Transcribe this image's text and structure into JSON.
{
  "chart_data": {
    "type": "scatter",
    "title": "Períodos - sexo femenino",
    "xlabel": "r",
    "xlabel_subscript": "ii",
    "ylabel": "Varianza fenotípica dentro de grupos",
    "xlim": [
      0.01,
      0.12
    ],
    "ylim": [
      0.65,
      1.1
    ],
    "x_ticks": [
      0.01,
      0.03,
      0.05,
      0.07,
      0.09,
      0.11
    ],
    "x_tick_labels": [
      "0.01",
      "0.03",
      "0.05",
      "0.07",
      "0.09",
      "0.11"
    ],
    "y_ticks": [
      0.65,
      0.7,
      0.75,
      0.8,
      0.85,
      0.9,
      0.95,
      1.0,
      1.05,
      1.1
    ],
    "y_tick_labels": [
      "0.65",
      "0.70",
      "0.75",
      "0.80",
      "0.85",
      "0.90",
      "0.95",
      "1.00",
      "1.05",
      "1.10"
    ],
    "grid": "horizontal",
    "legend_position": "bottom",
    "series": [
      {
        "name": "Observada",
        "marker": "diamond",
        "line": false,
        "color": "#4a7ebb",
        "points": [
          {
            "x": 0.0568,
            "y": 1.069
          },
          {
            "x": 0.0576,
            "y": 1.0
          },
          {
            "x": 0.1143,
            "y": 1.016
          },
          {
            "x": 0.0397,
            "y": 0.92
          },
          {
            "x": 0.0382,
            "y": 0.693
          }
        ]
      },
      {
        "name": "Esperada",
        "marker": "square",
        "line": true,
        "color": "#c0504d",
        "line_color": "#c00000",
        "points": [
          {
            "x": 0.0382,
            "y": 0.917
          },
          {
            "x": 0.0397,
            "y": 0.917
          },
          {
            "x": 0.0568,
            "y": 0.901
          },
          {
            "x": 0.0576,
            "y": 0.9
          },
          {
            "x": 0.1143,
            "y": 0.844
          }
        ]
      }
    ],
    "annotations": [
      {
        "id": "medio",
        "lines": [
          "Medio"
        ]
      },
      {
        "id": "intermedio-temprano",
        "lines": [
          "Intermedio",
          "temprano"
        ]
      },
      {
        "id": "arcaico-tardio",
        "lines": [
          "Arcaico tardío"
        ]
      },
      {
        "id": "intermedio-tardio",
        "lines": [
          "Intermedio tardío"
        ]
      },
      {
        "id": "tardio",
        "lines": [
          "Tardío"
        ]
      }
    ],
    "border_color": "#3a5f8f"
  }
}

▸ Work to do:
Pull out every line of the entries that includes the word "tardio".

▸ Written answer:
        "id": "arcaico-tardio",
        "id": "intermedio-tardio",
        "id": "tardio",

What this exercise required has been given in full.